## WHAT THE TASK ASKS
List every line below containing "Design".

## INFORMATION SHOWN
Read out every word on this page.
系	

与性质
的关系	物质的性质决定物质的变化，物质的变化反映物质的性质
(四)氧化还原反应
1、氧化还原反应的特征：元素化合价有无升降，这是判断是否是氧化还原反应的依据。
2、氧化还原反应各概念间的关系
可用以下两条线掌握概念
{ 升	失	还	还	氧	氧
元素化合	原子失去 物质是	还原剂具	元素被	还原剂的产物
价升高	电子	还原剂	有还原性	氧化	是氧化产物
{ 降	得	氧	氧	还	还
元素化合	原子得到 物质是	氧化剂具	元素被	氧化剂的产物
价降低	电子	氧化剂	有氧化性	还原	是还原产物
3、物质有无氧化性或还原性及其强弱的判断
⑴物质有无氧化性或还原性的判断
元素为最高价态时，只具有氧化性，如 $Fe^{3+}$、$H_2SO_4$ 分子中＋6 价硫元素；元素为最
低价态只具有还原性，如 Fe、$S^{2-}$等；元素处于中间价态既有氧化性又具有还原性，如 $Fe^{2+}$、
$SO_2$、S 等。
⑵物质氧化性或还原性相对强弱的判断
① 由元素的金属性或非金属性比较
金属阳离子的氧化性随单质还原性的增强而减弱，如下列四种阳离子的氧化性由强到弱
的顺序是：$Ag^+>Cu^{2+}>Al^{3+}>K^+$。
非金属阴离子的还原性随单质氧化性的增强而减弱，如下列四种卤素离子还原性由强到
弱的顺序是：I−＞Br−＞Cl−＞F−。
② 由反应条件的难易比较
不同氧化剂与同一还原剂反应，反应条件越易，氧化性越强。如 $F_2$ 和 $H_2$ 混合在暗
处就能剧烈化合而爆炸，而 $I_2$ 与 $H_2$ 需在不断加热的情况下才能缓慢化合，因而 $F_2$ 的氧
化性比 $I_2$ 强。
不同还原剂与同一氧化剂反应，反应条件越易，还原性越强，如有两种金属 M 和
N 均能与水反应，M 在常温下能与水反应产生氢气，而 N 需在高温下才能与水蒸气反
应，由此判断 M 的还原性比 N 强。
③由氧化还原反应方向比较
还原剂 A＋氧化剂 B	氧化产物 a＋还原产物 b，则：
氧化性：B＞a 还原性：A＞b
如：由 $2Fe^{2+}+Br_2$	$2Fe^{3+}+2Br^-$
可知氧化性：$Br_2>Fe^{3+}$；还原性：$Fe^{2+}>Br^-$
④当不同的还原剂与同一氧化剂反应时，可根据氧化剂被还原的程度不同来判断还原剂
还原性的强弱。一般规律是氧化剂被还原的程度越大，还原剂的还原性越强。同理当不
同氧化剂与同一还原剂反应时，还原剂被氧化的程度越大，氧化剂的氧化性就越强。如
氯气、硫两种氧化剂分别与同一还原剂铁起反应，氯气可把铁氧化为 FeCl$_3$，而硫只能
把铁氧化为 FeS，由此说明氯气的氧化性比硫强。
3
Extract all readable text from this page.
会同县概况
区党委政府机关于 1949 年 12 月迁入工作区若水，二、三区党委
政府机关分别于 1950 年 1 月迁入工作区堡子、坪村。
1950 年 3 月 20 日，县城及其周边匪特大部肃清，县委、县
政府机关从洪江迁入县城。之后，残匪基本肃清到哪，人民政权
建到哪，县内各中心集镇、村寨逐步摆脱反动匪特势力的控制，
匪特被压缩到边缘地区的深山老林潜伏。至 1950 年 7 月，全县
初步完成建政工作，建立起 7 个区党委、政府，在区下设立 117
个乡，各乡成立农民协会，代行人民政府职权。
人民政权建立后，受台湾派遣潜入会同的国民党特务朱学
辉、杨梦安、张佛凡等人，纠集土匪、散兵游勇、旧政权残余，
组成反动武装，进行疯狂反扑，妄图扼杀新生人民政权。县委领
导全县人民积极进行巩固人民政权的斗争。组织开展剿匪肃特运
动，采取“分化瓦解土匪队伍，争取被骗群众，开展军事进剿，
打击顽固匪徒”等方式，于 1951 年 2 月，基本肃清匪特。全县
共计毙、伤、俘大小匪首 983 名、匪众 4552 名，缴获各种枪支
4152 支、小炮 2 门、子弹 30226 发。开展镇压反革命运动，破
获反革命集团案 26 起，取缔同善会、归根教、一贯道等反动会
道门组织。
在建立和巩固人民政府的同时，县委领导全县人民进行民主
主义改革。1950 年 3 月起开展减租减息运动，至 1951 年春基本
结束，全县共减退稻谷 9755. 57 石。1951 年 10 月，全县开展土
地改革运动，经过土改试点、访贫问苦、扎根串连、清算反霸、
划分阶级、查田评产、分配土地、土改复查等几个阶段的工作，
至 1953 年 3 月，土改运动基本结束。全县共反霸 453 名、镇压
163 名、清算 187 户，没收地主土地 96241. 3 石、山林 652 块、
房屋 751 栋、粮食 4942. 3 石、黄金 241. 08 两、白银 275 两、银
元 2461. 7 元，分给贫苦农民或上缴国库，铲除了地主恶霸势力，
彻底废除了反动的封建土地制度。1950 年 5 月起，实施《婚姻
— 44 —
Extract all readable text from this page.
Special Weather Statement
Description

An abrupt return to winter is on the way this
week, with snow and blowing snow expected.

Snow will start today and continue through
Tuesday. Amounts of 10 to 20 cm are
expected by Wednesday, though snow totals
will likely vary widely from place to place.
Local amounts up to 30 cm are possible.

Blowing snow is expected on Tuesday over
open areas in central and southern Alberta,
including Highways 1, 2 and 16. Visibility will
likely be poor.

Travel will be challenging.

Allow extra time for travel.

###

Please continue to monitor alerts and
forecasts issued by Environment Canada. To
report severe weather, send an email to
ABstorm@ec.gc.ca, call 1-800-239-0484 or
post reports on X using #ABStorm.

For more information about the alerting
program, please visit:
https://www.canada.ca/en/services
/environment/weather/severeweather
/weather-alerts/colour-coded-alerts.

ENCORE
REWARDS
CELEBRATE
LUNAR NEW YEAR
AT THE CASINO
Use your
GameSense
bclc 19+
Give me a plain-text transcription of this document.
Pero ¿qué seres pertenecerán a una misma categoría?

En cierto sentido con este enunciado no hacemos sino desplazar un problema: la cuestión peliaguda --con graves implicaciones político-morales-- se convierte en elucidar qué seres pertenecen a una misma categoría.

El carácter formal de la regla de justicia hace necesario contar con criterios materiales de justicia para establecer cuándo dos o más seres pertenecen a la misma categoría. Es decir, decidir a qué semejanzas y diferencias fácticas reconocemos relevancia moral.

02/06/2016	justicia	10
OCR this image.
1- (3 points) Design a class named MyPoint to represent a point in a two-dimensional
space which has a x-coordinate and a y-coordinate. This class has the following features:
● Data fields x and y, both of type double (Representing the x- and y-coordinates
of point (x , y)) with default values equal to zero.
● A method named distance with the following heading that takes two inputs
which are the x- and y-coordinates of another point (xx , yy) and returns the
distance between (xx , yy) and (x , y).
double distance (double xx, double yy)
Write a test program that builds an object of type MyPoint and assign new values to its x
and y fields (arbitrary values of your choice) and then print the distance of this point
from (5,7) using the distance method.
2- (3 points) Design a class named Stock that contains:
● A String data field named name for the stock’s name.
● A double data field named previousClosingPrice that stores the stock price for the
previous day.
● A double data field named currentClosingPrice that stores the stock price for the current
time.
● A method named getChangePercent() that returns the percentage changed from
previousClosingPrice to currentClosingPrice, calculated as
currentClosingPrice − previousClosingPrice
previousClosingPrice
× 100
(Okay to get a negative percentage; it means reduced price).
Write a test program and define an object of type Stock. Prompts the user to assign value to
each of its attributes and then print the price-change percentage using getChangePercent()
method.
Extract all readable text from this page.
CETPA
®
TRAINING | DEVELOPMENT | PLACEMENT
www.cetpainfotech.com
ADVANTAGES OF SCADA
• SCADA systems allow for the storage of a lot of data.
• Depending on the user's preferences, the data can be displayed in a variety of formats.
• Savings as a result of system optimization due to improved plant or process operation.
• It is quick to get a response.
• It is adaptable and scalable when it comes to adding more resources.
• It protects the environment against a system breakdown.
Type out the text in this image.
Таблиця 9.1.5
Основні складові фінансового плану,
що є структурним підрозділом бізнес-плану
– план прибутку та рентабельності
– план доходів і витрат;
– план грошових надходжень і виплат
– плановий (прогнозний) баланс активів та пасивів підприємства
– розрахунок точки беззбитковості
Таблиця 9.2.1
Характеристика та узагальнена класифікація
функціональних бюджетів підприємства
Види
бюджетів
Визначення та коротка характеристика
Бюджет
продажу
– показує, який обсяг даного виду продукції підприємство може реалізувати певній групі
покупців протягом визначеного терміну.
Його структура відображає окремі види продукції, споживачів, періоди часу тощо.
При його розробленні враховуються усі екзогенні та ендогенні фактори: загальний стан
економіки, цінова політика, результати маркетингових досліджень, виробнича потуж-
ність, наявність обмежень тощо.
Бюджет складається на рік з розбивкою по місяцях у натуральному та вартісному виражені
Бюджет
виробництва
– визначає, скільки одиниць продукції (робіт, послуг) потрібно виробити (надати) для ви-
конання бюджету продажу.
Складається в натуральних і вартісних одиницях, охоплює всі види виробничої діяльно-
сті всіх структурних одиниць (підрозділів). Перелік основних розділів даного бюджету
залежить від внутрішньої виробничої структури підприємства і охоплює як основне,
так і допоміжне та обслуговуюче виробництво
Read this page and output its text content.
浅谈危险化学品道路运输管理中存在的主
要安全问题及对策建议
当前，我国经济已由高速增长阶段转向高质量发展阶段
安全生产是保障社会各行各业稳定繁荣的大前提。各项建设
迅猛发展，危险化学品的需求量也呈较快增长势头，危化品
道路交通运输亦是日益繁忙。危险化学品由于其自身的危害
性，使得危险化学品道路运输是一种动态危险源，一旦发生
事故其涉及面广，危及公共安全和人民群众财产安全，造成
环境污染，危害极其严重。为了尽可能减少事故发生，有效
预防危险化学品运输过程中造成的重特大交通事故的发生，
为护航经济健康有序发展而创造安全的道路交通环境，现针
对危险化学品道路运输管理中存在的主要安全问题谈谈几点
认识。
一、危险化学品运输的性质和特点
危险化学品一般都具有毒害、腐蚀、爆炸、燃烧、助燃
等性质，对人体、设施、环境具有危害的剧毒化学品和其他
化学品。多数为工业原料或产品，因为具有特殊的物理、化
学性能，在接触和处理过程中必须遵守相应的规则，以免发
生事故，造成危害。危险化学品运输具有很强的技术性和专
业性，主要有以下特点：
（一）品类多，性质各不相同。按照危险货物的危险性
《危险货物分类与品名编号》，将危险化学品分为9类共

## RESPONSE FOR THIS EXERCISE
1- (3 points) Design a class named MyPoint to represent a point in a two-dimensional
2- (3 points) Design a class named Stock that contains:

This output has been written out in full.